Dataset records —
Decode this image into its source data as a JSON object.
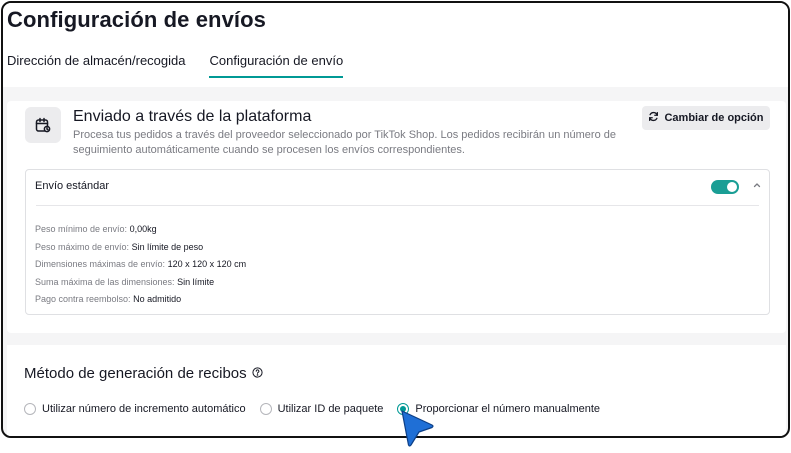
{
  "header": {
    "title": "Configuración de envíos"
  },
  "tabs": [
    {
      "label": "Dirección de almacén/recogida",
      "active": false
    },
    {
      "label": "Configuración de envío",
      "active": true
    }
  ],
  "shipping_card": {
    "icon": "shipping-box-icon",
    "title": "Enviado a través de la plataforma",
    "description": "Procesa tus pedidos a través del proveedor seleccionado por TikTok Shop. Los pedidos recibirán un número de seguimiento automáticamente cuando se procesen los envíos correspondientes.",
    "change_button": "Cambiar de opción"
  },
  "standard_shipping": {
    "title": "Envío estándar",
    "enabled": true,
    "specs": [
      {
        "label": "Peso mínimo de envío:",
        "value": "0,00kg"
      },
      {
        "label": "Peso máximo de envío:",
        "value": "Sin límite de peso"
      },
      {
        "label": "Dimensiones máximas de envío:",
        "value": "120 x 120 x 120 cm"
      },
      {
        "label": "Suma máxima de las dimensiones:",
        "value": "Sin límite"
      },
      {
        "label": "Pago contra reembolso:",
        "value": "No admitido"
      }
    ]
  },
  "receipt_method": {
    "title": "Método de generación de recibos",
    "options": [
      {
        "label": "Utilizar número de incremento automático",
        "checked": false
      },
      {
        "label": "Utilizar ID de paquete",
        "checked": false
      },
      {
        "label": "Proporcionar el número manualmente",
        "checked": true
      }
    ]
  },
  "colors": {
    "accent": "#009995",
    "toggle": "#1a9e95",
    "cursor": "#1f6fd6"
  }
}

Prompt — Copy out the data above exactly, except the pictures.

Solution to this problem —
Decode this image into its source data as a JSON object.
{
  "header": {
    "title": "Configuración de envíos"
  },
  "tabs": [
    {
      "label": "Dirección de almacén/recogida",
      "active": false
    },
    {
      "label": "Configuración de envío",
      "active": true
    }
  ],
  "shipping_card": {
    "icon": "shipping-box-icon",
    "title": "Enviado a través de la plataforma",
    "description": "Procesa tus pedidos a través del proveedor seleccionado por TikTok Shop. Los pedidos recibirán un número de seguimiento automáticamente cuando se procesen los envíos correspondientes.",
    "change_button": "Cambiar de opción"
  },
  "standard_shipping": {
    "title": "Envío estándar",
    "enabled": true,
    "specs": [
      {
        "label": "Peso mínimo de envío:",
        "value": "0,00kg"
      },
      {
        "label": "Peso máximo de envío:",
        "value": "Sin límite de peso"
      },
      {
        "label": "Dimensiones máximas de envío:",
        "value": "120 x 120 x 120 cm"
      },
      {
        "label": "Suma máxima de las dimensiones:",
        "value": "Sin límite"
      },
      {
        "label": "Pago contra reembolso:",
        "value": "No admitido"
      }
    ]
  },
  "receipt_method": {
    "title": "Método de generación de recibos",
    "options": [
      {
        "label": "Utilizar número de incremento automático",
        "checked": false
      },
      {
        "label": "Utilizar ID de paquete",
        "checked": false
      },
      {
        "label": "Proporcionar el número manualmente",
        "checked": true
      }
    ]
  },
  "colors": {
    "accent": "#009995",
    "toggle": "#1a9e95",
    "cursor": "#1f6fd6"
  }
}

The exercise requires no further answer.